Copy each line below that includes "JSON".

• _Record set_:
★ ★ ★
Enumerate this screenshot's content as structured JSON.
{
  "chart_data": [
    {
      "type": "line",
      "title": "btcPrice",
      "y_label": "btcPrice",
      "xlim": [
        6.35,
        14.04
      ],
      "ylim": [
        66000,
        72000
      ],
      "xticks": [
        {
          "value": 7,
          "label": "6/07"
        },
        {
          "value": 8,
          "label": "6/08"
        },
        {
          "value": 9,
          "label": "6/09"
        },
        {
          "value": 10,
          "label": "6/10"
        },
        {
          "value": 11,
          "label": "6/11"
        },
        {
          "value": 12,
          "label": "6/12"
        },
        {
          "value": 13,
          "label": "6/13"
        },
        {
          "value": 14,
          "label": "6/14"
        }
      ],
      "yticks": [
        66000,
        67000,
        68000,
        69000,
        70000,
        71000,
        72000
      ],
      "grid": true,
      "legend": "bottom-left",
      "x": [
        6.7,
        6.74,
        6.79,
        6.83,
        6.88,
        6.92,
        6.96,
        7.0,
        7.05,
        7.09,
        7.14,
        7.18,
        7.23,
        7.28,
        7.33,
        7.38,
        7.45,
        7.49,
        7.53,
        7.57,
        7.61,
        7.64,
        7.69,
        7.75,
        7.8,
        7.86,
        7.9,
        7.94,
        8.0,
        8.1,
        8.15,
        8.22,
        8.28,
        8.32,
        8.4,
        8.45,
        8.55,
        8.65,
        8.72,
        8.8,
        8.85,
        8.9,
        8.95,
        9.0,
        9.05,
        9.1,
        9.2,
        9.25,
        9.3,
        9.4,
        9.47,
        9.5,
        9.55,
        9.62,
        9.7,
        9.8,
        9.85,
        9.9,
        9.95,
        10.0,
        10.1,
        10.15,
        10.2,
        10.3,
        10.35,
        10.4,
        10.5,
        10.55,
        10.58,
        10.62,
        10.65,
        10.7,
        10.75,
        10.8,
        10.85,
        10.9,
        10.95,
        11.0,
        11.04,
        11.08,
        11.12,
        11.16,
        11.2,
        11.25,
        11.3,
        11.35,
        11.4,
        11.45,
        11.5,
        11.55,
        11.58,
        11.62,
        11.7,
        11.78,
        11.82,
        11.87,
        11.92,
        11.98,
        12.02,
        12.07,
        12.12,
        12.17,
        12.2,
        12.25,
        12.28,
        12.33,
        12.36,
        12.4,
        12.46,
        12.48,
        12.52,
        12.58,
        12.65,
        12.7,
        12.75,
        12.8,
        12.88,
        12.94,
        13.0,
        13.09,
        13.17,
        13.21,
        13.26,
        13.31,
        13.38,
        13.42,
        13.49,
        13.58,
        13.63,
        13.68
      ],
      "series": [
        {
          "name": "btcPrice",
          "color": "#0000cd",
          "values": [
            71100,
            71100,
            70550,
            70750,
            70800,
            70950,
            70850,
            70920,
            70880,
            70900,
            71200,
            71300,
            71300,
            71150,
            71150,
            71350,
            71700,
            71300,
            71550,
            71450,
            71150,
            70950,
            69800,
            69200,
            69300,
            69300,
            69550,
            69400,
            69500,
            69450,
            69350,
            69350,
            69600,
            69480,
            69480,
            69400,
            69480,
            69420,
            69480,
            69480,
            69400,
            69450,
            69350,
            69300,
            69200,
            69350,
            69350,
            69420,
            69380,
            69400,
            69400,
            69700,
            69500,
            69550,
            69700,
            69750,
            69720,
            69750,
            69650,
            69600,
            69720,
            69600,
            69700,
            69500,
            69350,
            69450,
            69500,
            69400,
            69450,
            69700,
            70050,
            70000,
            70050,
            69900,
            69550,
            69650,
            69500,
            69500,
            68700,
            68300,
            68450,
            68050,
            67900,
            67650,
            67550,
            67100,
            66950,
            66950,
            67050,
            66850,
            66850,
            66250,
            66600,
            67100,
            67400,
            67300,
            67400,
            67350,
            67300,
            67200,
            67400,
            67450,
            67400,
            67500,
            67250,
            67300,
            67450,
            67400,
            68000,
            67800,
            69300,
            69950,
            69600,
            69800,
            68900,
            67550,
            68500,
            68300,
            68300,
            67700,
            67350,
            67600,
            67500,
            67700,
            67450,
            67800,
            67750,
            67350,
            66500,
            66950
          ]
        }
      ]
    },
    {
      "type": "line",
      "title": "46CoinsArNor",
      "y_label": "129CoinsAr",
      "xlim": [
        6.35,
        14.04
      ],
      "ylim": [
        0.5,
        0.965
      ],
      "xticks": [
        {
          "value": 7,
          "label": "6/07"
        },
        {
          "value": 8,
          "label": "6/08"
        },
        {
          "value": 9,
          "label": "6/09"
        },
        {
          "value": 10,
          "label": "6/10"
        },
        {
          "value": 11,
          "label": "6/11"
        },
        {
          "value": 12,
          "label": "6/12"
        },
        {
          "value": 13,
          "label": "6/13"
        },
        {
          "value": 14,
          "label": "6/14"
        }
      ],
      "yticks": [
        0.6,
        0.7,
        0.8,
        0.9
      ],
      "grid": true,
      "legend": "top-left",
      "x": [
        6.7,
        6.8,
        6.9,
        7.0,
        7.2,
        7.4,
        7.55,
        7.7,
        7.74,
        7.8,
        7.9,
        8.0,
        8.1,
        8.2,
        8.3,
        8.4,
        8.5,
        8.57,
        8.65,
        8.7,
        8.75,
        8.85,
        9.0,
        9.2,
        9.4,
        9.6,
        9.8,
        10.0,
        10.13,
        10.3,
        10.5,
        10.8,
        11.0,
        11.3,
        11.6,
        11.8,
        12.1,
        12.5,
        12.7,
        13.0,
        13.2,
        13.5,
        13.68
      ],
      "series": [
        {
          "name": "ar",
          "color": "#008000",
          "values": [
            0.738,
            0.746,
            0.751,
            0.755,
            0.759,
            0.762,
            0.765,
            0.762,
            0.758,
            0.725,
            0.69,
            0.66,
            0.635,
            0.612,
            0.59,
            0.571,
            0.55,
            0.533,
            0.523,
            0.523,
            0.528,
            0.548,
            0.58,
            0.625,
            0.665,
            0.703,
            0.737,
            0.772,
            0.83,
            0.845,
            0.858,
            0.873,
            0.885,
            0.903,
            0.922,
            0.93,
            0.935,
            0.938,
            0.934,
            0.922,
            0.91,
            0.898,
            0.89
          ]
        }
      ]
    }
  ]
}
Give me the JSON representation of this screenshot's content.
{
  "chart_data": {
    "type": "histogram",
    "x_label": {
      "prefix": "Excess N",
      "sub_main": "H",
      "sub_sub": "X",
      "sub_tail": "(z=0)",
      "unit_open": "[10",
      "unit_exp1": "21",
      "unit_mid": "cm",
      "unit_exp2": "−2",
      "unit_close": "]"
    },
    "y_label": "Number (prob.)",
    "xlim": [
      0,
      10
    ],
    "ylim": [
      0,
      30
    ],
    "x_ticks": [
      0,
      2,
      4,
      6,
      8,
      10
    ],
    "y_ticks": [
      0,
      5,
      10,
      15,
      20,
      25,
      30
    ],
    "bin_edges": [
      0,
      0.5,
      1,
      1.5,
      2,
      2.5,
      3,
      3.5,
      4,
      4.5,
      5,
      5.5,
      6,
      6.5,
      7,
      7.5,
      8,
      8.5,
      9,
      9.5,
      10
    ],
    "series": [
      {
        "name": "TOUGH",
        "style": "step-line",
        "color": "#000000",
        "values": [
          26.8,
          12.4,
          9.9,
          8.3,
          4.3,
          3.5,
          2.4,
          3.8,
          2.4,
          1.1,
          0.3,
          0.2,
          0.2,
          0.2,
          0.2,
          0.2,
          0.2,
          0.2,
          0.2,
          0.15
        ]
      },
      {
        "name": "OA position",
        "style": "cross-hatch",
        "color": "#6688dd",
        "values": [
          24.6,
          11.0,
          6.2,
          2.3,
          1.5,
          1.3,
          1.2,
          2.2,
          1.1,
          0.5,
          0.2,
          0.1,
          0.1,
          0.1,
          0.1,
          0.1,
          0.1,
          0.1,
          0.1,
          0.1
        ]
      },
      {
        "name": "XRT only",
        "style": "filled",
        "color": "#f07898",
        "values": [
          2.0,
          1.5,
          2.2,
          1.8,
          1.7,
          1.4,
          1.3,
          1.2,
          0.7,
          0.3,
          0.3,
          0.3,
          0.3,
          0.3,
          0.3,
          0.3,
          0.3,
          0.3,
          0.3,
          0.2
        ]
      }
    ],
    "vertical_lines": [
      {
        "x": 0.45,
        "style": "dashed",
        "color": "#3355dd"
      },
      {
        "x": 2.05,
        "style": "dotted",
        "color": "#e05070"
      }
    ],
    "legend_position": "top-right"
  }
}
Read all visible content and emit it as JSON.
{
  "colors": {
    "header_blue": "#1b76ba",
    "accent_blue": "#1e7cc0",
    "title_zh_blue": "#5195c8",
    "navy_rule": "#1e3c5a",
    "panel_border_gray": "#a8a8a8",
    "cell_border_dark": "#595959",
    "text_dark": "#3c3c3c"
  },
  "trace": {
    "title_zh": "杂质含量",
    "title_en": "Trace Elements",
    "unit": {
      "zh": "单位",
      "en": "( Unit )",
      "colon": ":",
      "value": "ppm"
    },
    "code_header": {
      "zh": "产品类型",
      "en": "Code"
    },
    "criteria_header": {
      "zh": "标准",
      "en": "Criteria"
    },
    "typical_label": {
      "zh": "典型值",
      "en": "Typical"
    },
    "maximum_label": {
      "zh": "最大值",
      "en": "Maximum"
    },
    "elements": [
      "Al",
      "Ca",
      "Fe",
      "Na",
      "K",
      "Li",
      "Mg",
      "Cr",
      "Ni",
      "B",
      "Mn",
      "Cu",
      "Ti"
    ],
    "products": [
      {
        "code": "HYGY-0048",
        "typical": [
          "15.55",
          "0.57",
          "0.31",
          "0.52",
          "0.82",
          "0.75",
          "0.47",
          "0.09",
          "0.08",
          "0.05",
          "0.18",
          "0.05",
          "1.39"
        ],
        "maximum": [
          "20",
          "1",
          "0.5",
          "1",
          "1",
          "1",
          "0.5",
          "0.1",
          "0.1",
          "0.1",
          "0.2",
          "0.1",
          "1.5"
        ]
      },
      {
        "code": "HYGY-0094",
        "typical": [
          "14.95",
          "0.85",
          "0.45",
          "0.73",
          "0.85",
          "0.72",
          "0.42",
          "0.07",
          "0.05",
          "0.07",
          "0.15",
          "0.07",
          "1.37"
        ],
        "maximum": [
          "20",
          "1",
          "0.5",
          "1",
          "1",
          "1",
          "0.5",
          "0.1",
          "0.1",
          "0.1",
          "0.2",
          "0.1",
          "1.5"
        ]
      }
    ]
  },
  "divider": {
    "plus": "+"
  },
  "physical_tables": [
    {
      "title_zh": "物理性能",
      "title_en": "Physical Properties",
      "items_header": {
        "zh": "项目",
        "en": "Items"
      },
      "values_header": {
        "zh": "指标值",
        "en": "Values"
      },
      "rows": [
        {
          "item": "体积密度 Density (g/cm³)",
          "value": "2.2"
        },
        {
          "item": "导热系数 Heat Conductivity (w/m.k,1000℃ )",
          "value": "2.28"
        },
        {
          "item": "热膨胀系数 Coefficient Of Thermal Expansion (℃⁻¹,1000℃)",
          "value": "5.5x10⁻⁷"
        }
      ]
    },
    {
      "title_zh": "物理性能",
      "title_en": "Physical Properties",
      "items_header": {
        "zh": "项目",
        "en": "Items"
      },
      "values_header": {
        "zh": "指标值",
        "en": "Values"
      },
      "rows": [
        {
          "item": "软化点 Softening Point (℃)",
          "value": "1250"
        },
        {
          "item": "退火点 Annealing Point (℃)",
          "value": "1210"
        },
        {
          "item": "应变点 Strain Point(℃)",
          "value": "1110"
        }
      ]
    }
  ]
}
★ ★ ★
• _Completed exercise_:
Enumerate this screenshot's content as structured JSON.
Give me the JSON representation of this screenshot's content.
Read all visible content and emit it as JSON.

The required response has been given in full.